◆ Data shown:
::::::

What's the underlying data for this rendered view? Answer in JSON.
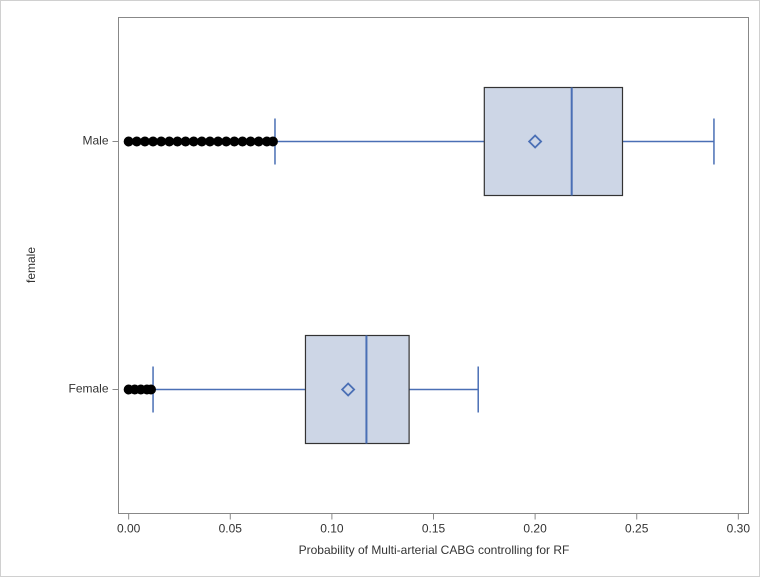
{
  "chart_data": {
    "type": "box",
    "orientation": "horizontal",
    "x_label": "Probability of Multi-arterial CABG controlling for RF",
    "y_label": "female",
    "categories": [
      "Male",
      "Female"
    ],
    "whisker_low": [
      0.072,
      0.012
    ],
    "q1": [
      0.175,
      0.087
    ],
    "median": [
      0.218,
      0.117
    ],
    "q3": [
      0.243,
      0.138
    ],
    "whisker_high": [
      0.288,
      0.172
    ],
    "mean": [
      0.2,
      0.108
    ],
    "outliers": [
      [
        0.0,
        0.004,
        0.008,
        0.012,
        0.016,
        0.02,
        0.024,
        0.028,
        0.032,
        0.036,
        0.04,
        0.044,
        0.048,
        0.052,
        0.056,
        0.06,
        0.064,
        0.068,
        0.071
      ],
      [
        0.0,
        0.003,
        0.006,
        0.009,
        0.011
      ]
    ],
    "box_color": "#cdd6e6",
    "line_color": "#4a6fb5",
    "outlier_color": "#000000",
    "xlim": [
      -0.005,
      0.305
    ],
    "xticks": [
      {
        "value": 0.0,
        "label": "0.00"
      },
      {
        "value": 0.05,
        "label": "0.05"
      },
      {
        "value": 0.1,
        "label": "0.10"
      },
      {
        "value": 0.15,
        "label": "0.15"
      },
      {
        "value": 0.2,
        "label": "0.20"
      },
      {
        "value": 0.25,
        "label": "0.25"
      },
      {
        "value": 0.3,
        "label": "0.30"
      }
    ]
  }
}
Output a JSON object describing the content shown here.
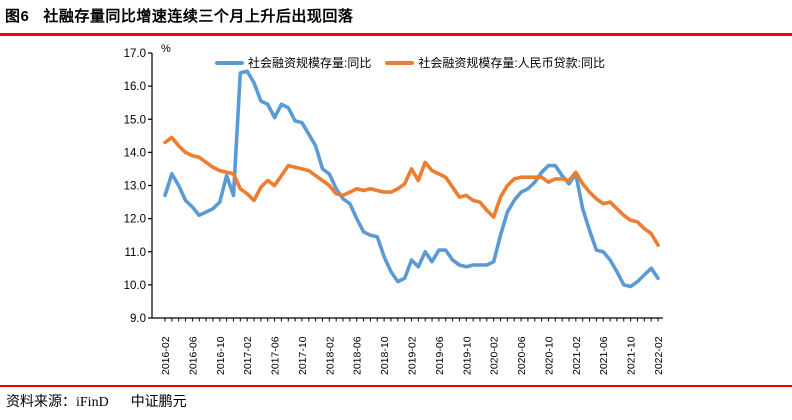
{
  "title": {
    "figure_no": "图6",
    "text": "社融存量同比增速连续三个月上升后出现回落"
  },
  "footer": {
    "source": "资料来源：iFinD",
    "org": "中证鹏元"
  },
  "colors": {
    "rule_red": "#fe0000",
    "blue": "#5b9bd5",
    "orange": "#ed7d31",
    "axis": "#000000"
  },
  "chart_data": {
    "type": "line",
    "unit": "%",
    "ylim": [
      9.0,
      17.0
    ],
    "y_ticks": [
      "17.0",
      "16.0",
      "15.0",
      "14.0",
      "13.0",
      "12.0",
      "11.0",
      "10.0",
      "9.0"
    ],
    "x_tick_labels": [
      "2016-02",
      "2016-06",
      "2016-10",
      "2017-02",
      "2017-06",
      "2017-10",
      "2018-02",
      "2018-06",
      "2018-10",
      "2019-02",
      "2019-06",
      "2019-10",
      "2020-02",
      "2020-06",
      "2020-10",
      "2021-02",
      "2021-06",
      "2021-10",
      "2022-02"
    ],
    "label_every_n_months": 4,
    "grid": false,
    "legend_position": "top",
    "x": [
      "2016-02",
      "2016-03",
      "2016-04",
      "2016-05",
      "2016-06",
      "2016-07",
      "2016-08",
      "2016-09",
      "2016-10",
      "2016-11",
      "2016-12",
      "2017-01",
      "2017-02",
      "2017-03",
      "2017-04",
      "2017-05",
      "2017-06",
      "2017-07",
      "2017-08",
      "2017-09",
      "2017-10",
      "2017-11",
      "2017-12",
      "2018-01",
      "2018-02",
      "2018-03",
      "2018-04",
      "2018-05",
      "2018-06",
      "2018-07",
      "2018-08",
      "2018-09",
      "2018-10",
      "2018-11",
      "2018-12",
      "2019-01",
      "2019-02",
      "2019-03",
      "2019-04",
      "2019-05",
      "2019-06",
      "2019-07",
      "2019-08",
      "2019-09",
      "2019-10",
      "2019-11",
      "2019-12",
      "2020-01",
      "2020-02",
      "2020-03",
      "2020-04",
      "2020-05",
      "2020-06",
      "2020-07",
      "2020-08",
      "2020-09",
      "2020-10",
      "2020-11",
      "2020-12",
      "2021-01",
      "2021-02",
      "2021-03",
      "2021-04",
      "2021-05",
      "2021-06",
      "2021-07",
      "2021-08",
      "2021-09",
      "2021-10",
      "2021-11",
      "2021-12",
      "2022-01",
      "2022-02"
    ],
    "series": [
      {
        "name": "社会融资规模存量:同比",
        "color": "#5b9bd5",
        "values": [
          12.7,
          13.35,
          13.0,
          12.55,
          12.35,
          12.1,
          12.2,
          12.3,
          12.5,
          13.3,
          12.7,
          16.4,
          16.45,
          16.1,
          15.55,
          15.45,
          15.05,
          15.45,
          15.35,
          14.95,
          14.9,
          14.55,
          14.2,
          13.5,
          13.35,
          12.9,
          12.6,
          12.45,
          12.0,
          11.6,
          11.5,
          11.45,
          10.85,
          10.4,
          10.1,
          10.2,
          10.75,
          10.55,
          11.0,
          10.7,
          11.05,
          11.05,
          10.75,
          10.6,
          10.55,
          10.6,
          10.6,
          10.6,
          10.7,
          11.5,
          12.2,
          12.55,
          12.8,
          12.9,
          13.1,
          13.4,
          13.6,
          13.6,
          13.3,
          13.05,
          13.35,
          12.3,
          11.65,
          11.05,
          11.0,
          10.75,
          10.4,
          10.0,
          9.95,
          10.1,
          10.3,
          10.5,
          10.2
        ]
      },
      {
        "name": "社会融资规模存量:人民币贷款:同比",
        "color": "#ed7d31",
        "values": [
          14.3,
          14.45,
          14.2,
          14.0,
          13.9,
          13.85,
          13.7,
          13.55,
          13.45,
          13.4,
          13.35,
          12.9,
          12.75,
          12.55,
          12.95,
          13.15,
          13.0,
          13.3,
          13.6,
          13.55,
          13.5,
          13.45,
          13.3,
          13.15,
          13.0,
          12.75,
          12.7,
          12.8,
          12.9,
          12.85,
          12.9,
          12.85,
          12.8,
          12.8,
          12.9,
          13.05,
          13.5,
          13.15,
          13.7,
          13.45,
          13.35,
          13.25,
          12.95,
          12.65,
          12.7,
          12.55,
          12.5,
          12.25,
          12.05,
          12.65,
          13.0,
          13.2,
          13.25,
          13.25,
          13.25,
          13.25,
          13.1,
          13.2,
          13.2,
          13.15,
          13.4,
          13.05,
          12.8,
          12.6,
          12.45,
          12.5,
          12.3,
          12.1,
          11.95,
          11.9,
          11.7,
          11.55,
          11.2
        ]
      }
    ]
  }
}
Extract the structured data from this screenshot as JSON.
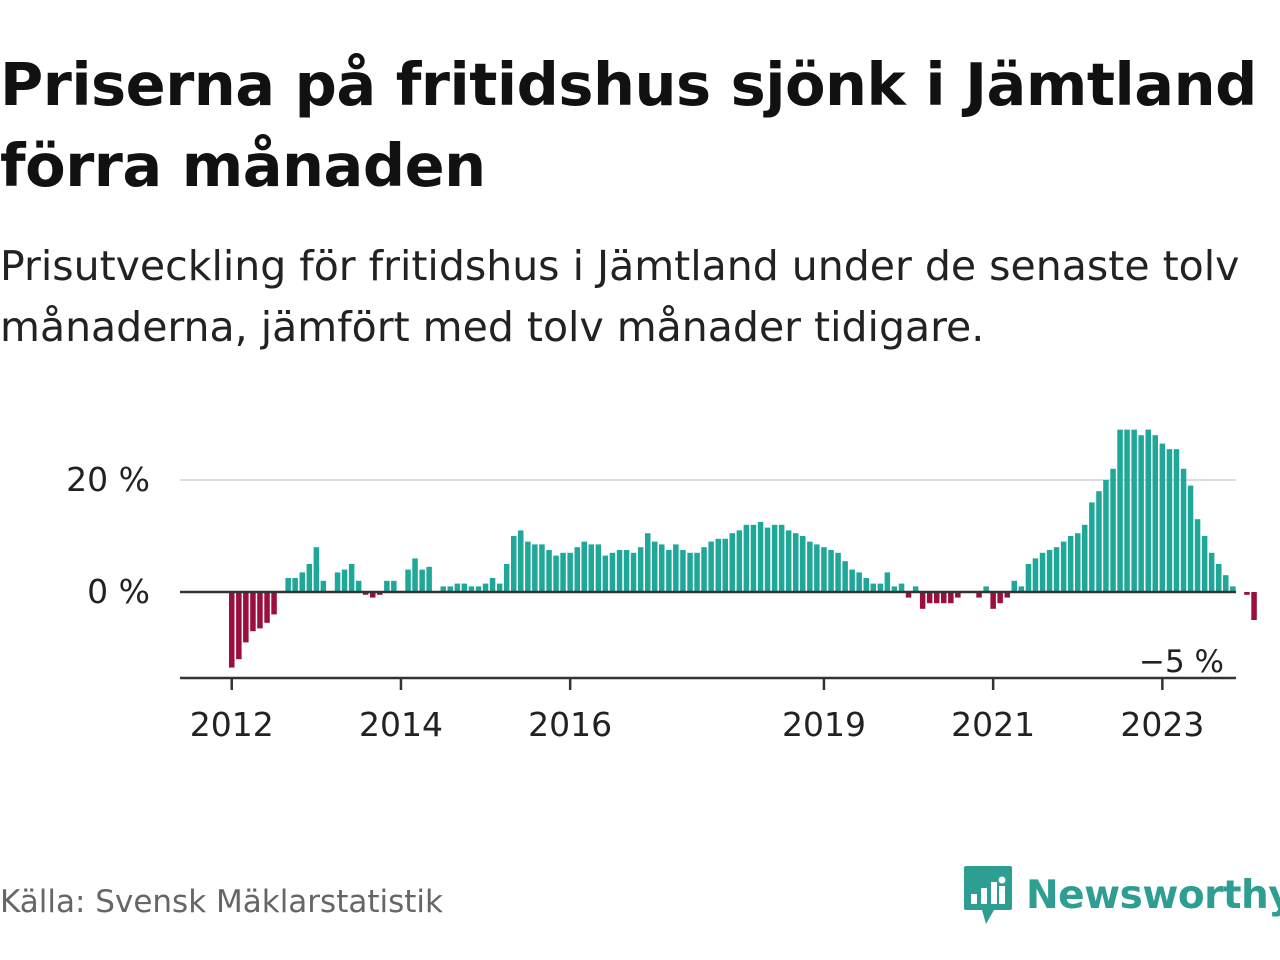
{
  "title": "Priserna på fritidshus sjönk i Jämtland förra månaden",
  "subtitle": "Prisutveckling för fritidshus i Jämtland under de senaste tolv månaderna, jämfört med tolv månader tidigare.",
  "source": "Källa: Svensk Mäklarstatistik",
  "brand": "Newsworthy",
  "colors": {
    "positive": "#1fa79a",
    "negative": "#9b0e3d",
    "brand": "#2f9e92",
    "grid": "#dddddd",
    "axis": "#333333"
  },
  "chart_data": {
    "type": "bar",
    "start": "2012-01",
    "frequency": "monthly",
    "ylim": [
      -15,
      30
    ],
    "yticks": [
      {
        "value": 0,
        "label": "0 %"
      },
      {
        "value": 20,
        "label": "20 %"
      }
    ],
    "xticks": [
      {
        "date": "2012-01",
        "label": "2012"
      },
      {
        "date": "2014-01",
        "label": "2014"
      },
      {
        "date": "2016-01",
        "label": "2016"
      },
      {
        "date": "2019-01",
        "label": "2019"
      },
      {
        "date": "2021-01",
        "label": "2021"
      },
      {
        "date": "2023-01",
        "label": "2023"
      }
    ],
    "annotation": {
      "label": "−5 %"
    },
    "values": [
      -13.5,
      -12,
      -9,
      -7,
      -6.5,
      -5.5,
      -4,
      0,
      2.5,
      2.5,
      3.5,
      5,
      8,
      2,
      0,
      3.5,
      4,
      5,
      2,
      -0.5,
      -1,
      -0.5,
      2,
      2,
      0,
      4,
      6,
      4,
      4.5,
      0,
      1,
      1,
      1.5,
      1.5,
      1,
      1,
      1.5,
      2.5,
      1.5,
      5,
      10,
      11,
      9,
      8.5,
      8.5,
      7.5,
      6.5,
      7,
      7,
      8,
      9,
      8.5,
      8.5,
      6.5,
      7,
      7.5,
      7.5,
      7,
      8,
      10.5,
      9,
      8.5,
      7.5,
      8.5,
      7.5,
      7,
      7,
      8,
      9,
      9.5,
      9.5,
      10.5,
      11,
      12,
      12,
      12.5,
      11.5,
      12,
      12,
      11,
      10.5,
      10,
      9,
      8.5,
      8,
      7.5,
      7,
      5.5,
      4,
      3.5,
      2.5,
      1.5,
      1.5,
      3.5,
      1,
      1.5,
      -1,
      1,
      -3,
      -2,
      -2,
      -2,
      -2,
      -1,
      0,
      0,
      -1,
      1,
      -3,
      -2,
      -1,
      2,
      1,
      5,
      6,
      7,
      7.5,
      8,
      9,
      10,
      10.5,
      12,
      16,
      18,
      20,
      22,
      29,
      29,
      29,
      28,
      29,
      28,
      26.5,
      25.5,
      25.5,
      22,
      19,
      13,
      10,
      7,
      5,
      3,
      1,
      0,
      -0.5,
      -5
    ]
  }
}
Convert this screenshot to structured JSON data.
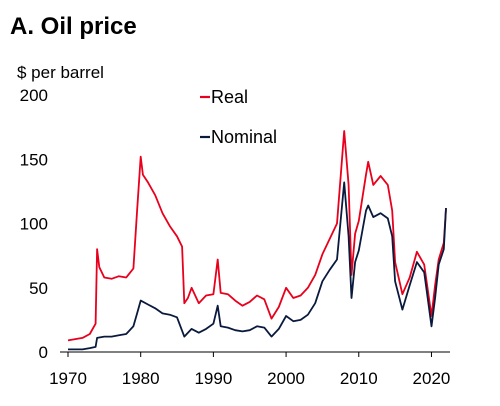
{
  "chart_data": {
    "type": "line",
    "title": "A. Oil price",
    "ylabel": "$ per barrel",
    "xlabel": "",
    "xlim": [
      1970,
      2022
    ],
    "ylim": [
      0,
      200
    ],
    "x_ticks": [
      "1970",
      "1980",
      "1990",
      "2000",
      "2010",
      "2020"
    ],
    "y_ticks": [
      "0",
      "50",
      "100",
      "150",
      "200"
    ],
    "grid": false,
    "legend_position": "top-center",
    "series": [
      {
        "name": "Real",
        "color": "#e8001c",
        "points": [
          [
            1970,
            9
          ],
          [
            1971,
            10
          ],
          [
            1972,
            11
          ],
          [
            1973,
            14
          ],
          [
            1973.8,
            22
          ],
          [
            1974,
            80
          ],
          [
            1974.3,
            66
          ],
          [
            1975,
            58
          ],
          [
            1976,
            57
          ],
          [
            1977,
            59
          ],
          [
            1978,
            58
          ],
          [
            1979,
            65
          ],
          [
            1979.5,
            110
          ],
          [
            1980,
            152
          ],
          [
            1980.3,
            138
          ],
          [
            1981,
            132
          ],
          [
            1982,
            122
          ],
          [
            1983,
            108
          ],
          [
            1984,
            98
          ],
          [
            1985,
            90
          ],
          [
            1985.7,
            82
          ],
          [
            1986,
            38
          ],
          [
            1986.5,
            42
          ],
          [
            1987,
            50
          ],
          [
            1988,
            38
          ],
          [
            1989,
            44
          ],
          [
            1990,
            45
          ],
          [
            1990.6,
            72
          ],
          [
            1991,
            46
          ],
          [
            1992,
            45
          ],
          [
            1993,
            40
          ],
          [
            1994,
            36
          ],
          [
            1995,
            39
          ],
          [
            1996,
            44
          ],
          [
            1997,
            41
          ],
          [
            1998,
            26
          ],
          [
            1999,
            35
          ],
          [
            2000,
            50
          ],
          [
            2001,
            42
          ],
          [
            2002,
            44
          ],
          [
            2003,
            50
          ],
          [
            2004,
            60
          ],
          [
            2005,
            76
          ],
          [
            2006,
            88
          ],
          [
            2007,
            100
          ],
          [
            2008,
            172
          ],
          [
            2008.6,
            130
          ],
          [
            2009,
            60
          ],
          [
            2009.5,
            92
          ],
          [
            2010,
            102
          ],
          [
            2011,
            138
          ],
          [
            2011.3,
            148
          ],
          [
            2012,
            130
          ],
          [
            2013,
            137
          ],
          [
            2014,
            130
          ],
          [
            2014.6,
            110
          ],
          [
            2015,
            70
          ],
          [
            2016,
            45
          ],
          [
            2017,
            58
          ],
          [
            2018,
            78
          ],
          [
            2019,
            68
          ],
          [
            2020,
            28
          ],
          [
            2020.5,
            52
          ],
          [
            2021,
            72
          ],
          [
            2021.7,
            85
          ],
          [
            2022,
            112
          ]
        ]
      },
      {
        "name": "Nominal",
        "color": "#0a1a3d",
        "points": [
          [
            1970,
            2
          ],
          [
            1971,
            2
          ],
          [
            1972,
            2
          ],
          [
            1973,
            3
          ],
          [
            1973.8,
            4
          ],
          [
            1974,
            11
          ],
          [
            1975,
            12
          ],
          [
            1976,
            12
          ],
          [
            1977,
            13
          ],
          [
            1978,
            14
          ],
          [
            1979,
            20
          ],
          [
            1979.5,
            30
          ],
          [
            1980,
            40
          ],
          [
            1981,
            37
          ],
          [
            1982,
            34
          ],
          [
            1983,
            30
          ],
          [
            1984,
            29
          ],
          [
            1985,
            27
          ],
          [
            1986,
            12
          ],
          [
            1987,
            18
          ],
          [
            1988,
            15
          ],
          [
            1989,
            18
          ],
          [
            1990,
            22
          ],
          [
            1990.6,
            36
          ],
          [
            1991,
            20
          ],
          [
            1992,
            19
          ],
          [
            1993,
            17
          ],
          [
            1994,
            16
          ],
          [
            1995,
            17
          ],
          [
            1996,
            20
          ],
          [
            1997,
            19
          ],
          [
            1998,
            12
          ],
          [
            1999,
            18
          ],
          [
            2000,
            28
          ],
          [
            2001,
            24
          ],
          [
            2002,
            25
          ],
          [
            2003,
            29
          ],
          [
            2004,
            38
          ],
          [
            2005,
            55
          ],
          [
            2006,
            64
          ],
          [
            2007,
            72
          ],
          [
            2008,
            132
          ],
          [
            2008.6,
            90
          ],
          [
            2009,
            42
          ],
          [
            2009.5,
            70
          ],
          [
            2010,
            79
          ],
          [
            2011,
            110
          ],
          [
            2011.3,
            114
          ],
          [
            2012,
            105
          ],
          [
            2013,
            108
          ],
          [
            2014,
            104
          ],
          [
            2014.6,
            90
          ],
          [
            2015,
            55
          ],
          [
            2016,
            33
          ],
          [
            2017,
            52
          ],
          [
            2018,
            70
          ],
          [
            2019,
            62
          ],
          [
            2020,
            20
          ],
          [
            2020.5,
            42
          ],
          [
            2021,
            68
          ],
          [
            2021.7,
            80
          ],
          [
            2022,
            112
          ]
        ]
      }
    ]
  }
}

::::::

◆ Task to carry out:
In the records above, find each line that holds the word "name"; copy all such lines.

◆ Correct output:
        "name": "社会融资规模存量:同比",
        "name": "社会融资规模存量:人民币贷款:同比",
        "name": "Real",
        "name": "Nominal",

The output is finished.